## AIM 1
Convert everything in the listing below, from its first line down to and including the line containing "button[interactable]: Apps [915, 2299, 1220, 2433]", into a numbered list, leaving out any blank lines.

## SELECTION
In the early days of the net it was raw, gritty & full of content that went way beyond civilised thought.

Over the years the net has progressed in a positive & cleaner direction. This is due to self policing & policy setting of website owners.

No-one can dispute that the web has really cleaned up its act, & is more responsible these days.

Googles action on this video was correct (They took it down) it also caught some idiots doing what we all consider morally wrong. All this without the need for judgmental intervention.

What is now becoming an internet sensation is the ability for lawers, law makers, big corporations & governments to interfere with an entity (The internet) for their own gain wether it be financial or to appear to gain higher moral ground.

What is wrong with these people?… come on the internet is doing just fine on its own.

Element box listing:
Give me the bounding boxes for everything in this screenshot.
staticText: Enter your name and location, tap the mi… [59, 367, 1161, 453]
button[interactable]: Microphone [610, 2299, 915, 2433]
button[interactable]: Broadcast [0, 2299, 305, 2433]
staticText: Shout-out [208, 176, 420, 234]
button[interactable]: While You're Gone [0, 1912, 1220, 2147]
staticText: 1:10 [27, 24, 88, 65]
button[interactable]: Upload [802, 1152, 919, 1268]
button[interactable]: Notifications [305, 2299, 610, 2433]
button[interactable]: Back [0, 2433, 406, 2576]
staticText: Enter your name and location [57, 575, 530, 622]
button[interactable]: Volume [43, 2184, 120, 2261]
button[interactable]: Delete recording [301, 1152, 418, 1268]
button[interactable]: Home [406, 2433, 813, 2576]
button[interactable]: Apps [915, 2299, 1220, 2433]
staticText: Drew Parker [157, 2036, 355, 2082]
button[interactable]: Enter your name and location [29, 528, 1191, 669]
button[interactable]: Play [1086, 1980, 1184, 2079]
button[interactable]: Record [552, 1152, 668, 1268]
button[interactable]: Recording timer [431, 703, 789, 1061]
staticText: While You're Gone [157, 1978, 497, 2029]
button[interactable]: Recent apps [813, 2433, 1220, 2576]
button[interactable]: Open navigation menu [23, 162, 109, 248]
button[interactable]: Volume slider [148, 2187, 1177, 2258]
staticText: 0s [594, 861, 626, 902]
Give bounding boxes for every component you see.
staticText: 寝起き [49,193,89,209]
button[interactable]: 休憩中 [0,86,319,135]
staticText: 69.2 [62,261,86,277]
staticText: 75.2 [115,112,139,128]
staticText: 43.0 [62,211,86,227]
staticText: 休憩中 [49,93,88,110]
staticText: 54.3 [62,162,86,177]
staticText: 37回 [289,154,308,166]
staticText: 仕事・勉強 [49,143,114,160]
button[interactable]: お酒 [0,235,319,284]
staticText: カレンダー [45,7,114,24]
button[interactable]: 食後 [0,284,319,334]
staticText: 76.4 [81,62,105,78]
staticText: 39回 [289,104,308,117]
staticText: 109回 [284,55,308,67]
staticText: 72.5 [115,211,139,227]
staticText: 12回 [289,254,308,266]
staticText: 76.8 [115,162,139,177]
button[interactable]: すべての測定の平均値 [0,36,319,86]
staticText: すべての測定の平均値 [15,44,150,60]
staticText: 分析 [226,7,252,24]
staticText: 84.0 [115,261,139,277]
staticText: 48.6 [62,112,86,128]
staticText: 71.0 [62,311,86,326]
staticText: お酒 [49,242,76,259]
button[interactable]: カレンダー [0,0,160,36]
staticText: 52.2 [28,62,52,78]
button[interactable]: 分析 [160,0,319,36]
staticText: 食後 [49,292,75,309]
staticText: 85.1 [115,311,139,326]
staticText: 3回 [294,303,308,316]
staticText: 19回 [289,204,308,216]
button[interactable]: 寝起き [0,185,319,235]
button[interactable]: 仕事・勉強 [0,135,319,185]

## AIM 2
In the passage about the internet, what action did Google take on the video?

## TASK RESPONSE 1
1. Give me the bounding boxes for everything in this screenshot.
2. staticText: Enter your name and location, tap the mi… [59, 367, 1161, 453]
3. button[interactable]: Microphone [610, 2299, 915, 2433]
4. button[interactable]: Broadcast [0, 2299, 305, 2433]
5. staticText: Shout-out [208, 176, 420, 234]
6. button[interactable]: While You're Gone [0, 1912, 1220, 2147]
7. staticText: 1:10 [27, 24, 88, 65]
8. button[interactable]: Upload [802, 1152, 919, 1268]
9. button[interactable]: Notifications [305, 2299, 610, 2433]
10. button[interactable]: Back [0, 2433, 406, 2576]
11. staticText: Enter your name and location [57, 575, 530, 622]
12. button[interactable]: Volume [43, 2184, 120, 2261]
13. button[interactable]: Delete recording [301, 1152, 418, 1268]
14. button[interactable]: Home [406, 2433, 813, 2576]
15. button[interactable]: Apps [915, 2299, 1220, 2433]

## TASK RESPONSE 2
Google took the video down.